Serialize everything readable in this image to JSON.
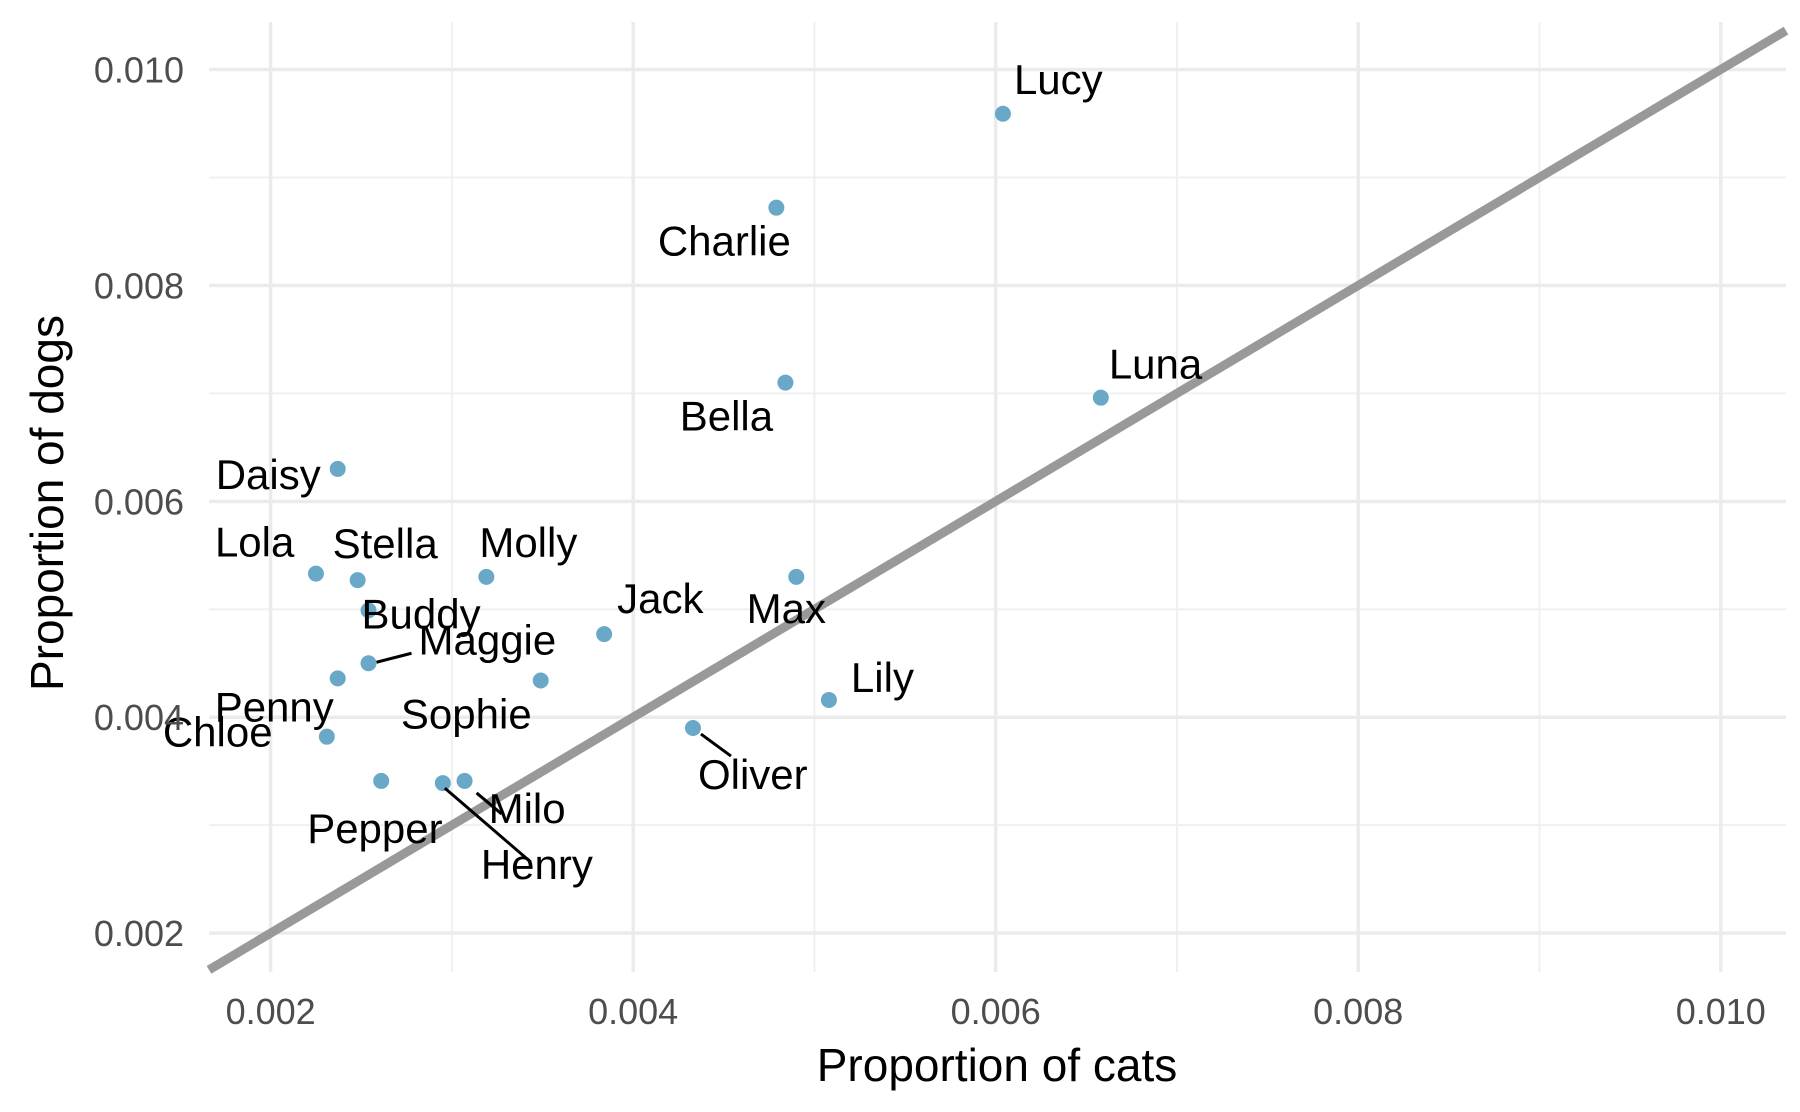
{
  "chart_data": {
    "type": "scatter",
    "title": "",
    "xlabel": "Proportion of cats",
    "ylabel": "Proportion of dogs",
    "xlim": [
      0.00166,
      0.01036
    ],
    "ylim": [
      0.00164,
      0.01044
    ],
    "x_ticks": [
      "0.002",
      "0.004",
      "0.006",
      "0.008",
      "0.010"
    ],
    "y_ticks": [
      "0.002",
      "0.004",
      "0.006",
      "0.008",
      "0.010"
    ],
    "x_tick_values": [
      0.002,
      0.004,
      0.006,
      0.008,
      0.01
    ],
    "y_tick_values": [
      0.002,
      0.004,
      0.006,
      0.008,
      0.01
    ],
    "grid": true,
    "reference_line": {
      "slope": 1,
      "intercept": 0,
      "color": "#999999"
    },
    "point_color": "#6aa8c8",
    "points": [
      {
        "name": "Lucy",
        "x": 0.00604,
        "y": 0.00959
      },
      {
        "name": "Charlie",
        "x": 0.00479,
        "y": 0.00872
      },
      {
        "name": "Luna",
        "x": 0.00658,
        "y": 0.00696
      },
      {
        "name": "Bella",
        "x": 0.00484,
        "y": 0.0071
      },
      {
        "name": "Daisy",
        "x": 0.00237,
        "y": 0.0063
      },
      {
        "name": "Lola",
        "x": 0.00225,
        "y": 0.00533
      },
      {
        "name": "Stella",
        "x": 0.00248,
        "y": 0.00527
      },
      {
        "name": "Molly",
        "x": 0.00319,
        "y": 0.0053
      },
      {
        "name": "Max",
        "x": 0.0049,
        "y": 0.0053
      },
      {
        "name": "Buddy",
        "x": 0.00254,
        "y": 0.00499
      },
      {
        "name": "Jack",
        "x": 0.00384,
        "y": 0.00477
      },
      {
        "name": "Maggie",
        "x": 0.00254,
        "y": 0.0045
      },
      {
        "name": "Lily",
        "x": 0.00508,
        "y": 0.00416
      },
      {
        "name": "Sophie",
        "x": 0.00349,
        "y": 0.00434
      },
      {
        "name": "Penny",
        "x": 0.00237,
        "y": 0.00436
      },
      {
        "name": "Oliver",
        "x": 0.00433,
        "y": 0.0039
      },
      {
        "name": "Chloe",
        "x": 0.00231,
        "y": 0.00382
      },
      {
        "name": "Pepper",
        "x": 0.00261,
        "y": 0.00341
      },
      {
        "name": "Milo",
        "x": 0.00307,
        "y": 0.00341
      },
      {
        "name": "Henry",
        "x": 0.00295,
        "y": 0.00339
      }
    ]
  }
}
--
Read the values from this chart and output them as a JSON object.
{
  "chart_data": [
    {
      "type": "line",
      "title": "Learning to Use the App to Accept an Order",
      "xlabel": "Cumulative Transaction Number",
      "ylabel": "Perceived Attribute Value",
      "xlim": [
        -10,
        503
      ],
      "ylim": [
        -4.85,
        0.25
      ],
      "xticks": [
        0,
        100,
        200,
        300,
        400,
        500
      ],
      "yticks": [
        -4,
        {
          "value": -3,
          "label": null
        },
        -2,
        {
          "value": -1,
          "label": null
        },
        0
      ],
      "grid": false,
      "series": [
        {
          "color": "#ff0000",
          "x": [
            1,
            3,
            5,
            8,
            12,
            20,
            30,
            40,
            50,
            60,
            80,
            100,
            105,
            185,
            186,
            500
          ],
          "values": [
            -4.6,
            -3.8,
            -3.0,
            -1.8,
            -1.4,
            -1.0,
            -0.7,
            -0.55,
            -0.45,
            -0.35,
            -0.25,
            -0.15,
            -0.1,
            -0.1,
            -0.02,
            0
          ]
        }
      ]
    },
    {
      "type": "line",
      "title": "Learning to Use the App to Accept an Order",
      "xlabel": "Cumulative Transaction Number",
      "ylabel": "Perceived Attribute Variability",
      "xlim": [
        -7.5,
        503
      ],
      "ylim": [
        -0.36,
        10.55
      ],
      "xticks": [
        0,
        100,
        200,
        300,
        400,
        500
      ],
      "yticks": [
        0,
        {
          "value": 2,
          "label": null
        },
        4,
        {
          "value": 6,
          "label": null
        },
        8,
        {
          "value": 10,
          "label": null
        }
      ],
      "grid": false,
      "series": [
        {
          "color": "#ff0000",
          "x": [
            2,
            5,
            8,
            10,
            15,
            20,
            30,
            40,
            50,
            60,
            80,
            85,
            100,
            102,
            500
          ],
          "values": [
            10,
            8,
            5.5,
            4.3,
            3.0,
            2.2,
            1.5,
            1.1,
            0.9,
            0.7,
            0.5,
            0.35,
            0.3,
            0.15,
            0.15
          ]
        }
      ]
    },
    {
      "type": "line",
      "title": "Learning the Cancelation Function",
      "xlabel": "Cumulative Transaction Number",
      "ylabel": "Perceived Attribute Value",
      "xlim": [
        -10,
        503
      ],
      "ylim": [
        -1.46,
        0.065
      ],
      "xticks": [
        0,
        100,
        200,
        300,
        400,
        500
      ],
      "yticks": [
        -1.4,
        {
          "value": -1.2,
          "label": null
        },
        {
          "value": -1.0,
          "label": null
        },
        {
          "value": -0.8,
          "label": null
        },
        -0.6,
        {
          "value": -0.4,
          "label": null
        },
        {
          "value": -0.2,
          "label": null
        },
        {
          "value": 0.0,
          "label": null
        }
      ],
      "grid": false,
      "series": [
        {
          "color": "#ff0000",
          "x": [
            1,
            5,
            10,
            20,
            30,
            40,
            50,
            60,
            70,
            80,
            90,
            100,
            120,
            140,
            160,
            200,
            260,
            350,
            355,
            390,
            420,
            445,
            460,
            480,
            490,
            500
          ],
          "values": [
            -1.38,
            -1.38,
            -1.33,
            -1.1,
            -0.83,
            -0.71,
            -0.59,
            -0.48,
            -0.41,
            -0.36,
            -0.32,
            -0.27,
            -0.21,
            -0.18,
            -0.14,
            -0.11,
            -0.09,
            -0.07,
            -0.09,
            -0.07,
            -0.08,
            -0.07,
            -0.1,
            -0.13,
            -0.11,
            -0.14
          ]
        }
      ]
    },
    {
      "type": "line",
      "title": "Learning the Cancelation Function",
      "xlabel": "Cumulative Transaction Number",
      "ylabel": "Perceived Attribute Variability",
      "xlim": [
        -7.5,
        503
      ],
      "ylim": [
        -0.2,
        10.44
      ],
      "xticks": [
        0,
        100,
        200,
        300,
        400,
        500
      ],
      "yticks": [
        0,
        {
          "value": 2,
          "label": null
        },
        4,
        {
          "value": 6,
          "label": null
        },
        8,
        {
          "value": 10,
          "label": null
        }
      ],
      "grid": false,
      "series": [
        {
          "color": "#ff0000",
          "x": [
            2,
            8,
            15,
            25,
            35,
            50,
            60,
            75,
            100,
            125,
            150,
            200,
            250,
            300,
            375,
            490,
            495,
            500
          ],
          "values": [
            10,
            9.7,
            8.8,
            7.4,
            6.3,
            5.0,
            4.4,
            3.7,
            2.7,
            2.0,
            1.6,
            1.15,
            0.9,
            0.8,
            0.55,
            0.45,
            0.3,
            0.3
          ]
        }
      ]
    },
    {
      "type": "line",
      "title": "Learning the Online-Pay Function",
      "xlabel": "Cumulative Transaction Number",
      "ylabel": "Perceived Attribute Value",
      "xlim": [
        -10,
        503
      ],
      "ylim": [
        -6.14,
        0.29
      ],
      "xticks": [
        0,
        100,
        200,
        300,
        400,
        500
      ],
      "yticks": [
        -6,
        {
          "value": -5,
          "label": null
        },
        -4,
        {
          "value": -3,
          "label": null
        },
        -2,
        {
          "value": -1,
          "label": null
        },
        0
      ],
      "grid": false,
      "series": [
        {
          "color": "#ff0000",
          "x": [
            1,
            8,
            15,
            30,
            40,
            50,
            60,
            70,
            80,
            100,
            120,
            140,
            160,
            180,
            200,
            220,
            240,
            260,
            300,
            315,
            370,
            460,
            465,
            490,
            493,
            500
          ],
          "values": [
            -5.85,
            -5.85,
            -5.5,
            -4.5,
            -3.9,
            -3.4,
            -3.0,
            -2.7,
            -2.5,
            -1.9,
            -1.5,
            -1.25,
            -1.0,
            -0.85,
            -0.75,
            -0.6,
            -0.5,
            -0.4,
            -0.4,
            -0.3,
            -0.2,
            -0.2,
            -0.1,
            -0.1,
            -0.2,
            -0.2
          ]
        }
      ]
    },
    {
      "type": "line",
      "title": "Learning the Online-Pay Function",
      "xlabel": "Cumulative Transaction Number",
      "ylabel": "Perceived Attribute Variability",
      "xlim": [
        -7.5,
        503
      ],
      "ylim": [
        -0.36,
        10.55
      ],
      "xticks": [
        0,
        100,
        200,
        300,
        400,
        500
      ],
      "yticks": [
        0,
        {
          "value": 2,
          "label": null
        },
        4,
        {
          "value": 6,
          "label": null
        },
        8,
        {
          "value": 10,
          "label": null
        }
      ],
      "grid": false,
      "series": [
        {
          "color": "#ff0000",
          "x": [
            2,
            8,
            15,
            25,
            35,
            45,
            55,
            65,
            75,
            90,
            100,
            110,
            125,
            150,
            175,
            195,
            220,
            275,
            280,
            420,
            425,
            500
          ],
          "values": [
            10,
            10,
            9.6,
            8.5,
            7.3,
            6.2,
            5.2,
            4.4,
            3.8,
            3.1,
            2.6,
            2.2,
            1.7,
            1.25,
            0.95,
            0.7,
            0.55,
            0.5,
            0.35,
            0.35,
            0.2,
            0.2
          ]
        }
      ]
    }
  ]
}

*WHAT TO DO*. Find how many of the lines above have the word "JSON" in them. State only that number.

*OUTPUT FOR THIS EXERCISE*. 2